Saved data entries
=-=-=
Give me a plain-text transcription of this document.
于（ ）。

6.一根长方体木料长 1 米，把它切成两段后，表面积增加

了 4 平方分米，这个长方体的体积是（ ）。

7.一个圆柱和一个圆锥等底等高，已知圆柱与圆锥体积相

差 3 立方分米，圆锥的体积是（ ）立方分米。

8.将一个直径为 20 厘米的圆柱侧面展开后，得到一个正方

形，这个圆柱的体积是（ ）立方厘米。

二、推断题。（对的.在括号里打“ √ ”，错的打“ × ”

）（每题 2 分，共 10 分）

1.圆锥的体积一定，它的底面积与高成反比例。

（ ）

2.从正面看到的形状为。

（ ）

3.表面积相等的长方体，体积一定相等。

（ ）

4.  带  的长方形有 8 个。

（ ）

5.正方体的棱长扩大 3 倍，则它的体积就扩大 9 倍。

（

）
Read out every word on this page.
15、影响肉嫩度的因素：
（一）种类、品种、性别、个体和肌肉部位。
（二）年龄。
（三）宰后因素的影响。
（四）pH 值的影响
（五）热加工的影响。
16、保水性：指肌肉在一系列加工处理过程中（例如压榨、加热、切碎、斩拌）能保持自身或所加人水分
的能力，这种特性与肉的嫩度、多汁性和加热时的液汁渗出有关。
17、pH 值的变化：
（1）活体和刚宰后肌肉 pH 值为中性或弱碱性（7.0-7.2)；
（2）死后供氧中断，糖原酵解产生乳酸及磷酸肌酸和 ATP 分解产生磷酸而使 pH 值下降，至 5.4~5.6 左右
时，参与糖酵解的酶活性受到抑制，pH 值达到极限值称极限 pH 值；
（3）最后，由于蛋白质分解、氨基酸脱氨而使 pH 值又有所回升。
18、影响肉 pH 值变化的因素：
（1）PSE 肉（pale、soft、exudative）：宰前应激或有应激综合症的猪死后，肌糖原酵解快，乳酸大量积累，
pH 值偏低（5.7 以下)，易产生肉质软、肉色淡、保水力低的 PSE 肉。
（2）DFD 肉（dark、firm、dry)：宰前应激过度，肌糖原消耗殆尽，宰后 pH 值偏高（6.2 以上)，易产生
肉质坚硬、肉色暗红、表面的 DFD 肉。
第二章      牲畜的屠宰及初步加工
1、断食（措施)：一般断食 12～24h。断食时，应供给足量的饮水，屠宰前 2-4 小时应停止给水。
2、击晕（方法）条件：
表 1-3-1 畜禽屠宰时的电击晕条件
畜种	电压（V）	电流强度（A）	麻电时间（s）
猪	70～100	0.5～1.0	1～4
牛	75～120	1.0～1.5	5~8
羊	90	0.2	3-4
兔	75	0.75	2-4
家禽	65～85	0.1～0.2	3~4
=-=-=
Recite the full listing above exactly.

Give me a plain-text transcription of this document.
于（ ）。

6.一根长方体木料长 1 米，把它切成两段后，表面积增加

了 4 平方分米，这个长方体的体积是（ ）。

7.一个圆柱和一个圆锥等底等高，已知圆柱与圆锥体积相

差 3 立方分米，圆锥的体积是（ ）立方分米。

8.将一个直径为 20 厘米的圆柱侧面展开后，得到一个正方

形，这个圆柱的体积是（ ）立方厘米。

二、推断题。（对的.在括号里打“ √ ”，错的打“ × ”

）（每题 2 分，共 10 分）

1.圆锥的体积一定，它的底面积与高成反比例。

（ ）

2.从正面看到的形状为。

（ ）

3.表面积相等的长方体，体积一定相等。

（ ）

4.  带  的长方形有 8 个。

（ ）

5.正方体的棱长扩大 3 倍，则它的体积就扩大 9 倍。

（

）
Read out every word on this page.
15、影响肉嫩度的因素：
（一）种类、品种、性别、个体和肌肉部位。
（二）年龄。
（三）宰后因素的影响。
（四）pH 值的影响
（五）热加工的影响。
16、保水性：指肌肉在一系列加工处理过程中（例如压榨、加热、切碎、斩拌）能保持自身或所加人水分
的能力，这种特性与肉的嫩度、多汁性和加热时的液汁渗出有关。
17、pH 值的变化：
（1）活体和刚宰后肌肉 pH 值为中性或弱碱性（7.0-7.2)；
（2）死后供氧中断，糖原酵解产生乳酸及磷酸肌酸和 ATP 分解产生磷酸而使 pH 值下降，至 5.4~5.6 左右
时，参与糖酵解的酶活性受到抑制，pH 值达到极限值称极限 pH 值；
（3）最后，由于蛋白质分解、氨基酸脱氨而使 pH 值又有所回升。
18、影响肉 pH 值变化的因素：
（1）PSE 肉（pale、soft、exudative）：宰前应激或有应激综合症的猪死后，肌糖原酵解快，乳酸大量积累，
pH 值偏低（5.7 以下)，易产生肉质软、肉色淡、保水力低的 PSE 肉。
（2）DFD 肉（dark、firm、dry)：宰前应激过度，肌糖原消耗殆尽，宰后 pH 值偏高（6.2 以上)，易产生
肉质坚硬、肉色暗红、表面的 DFD 肉。
第二章      牲畜的屠宰及初步加工
1、断食（措施)：一般断食 12～24h。断食时，应供给足量的饮水，屠宰前 2-4 小时应停止给水。
2、击晕（方法）条件：
表 1-3-1 畜禽屠宰时的电击晕条件
畜种	电压（V）	电流强度（A）	麻电时间（s）
猪	70～100	0.5～1.0	1～4
牛	75～120	1.0～1.5	5~8
羊	90	0.2	3-4
兔	75	0.75	2-4
家禽	65～85	0.1～0.2	3~4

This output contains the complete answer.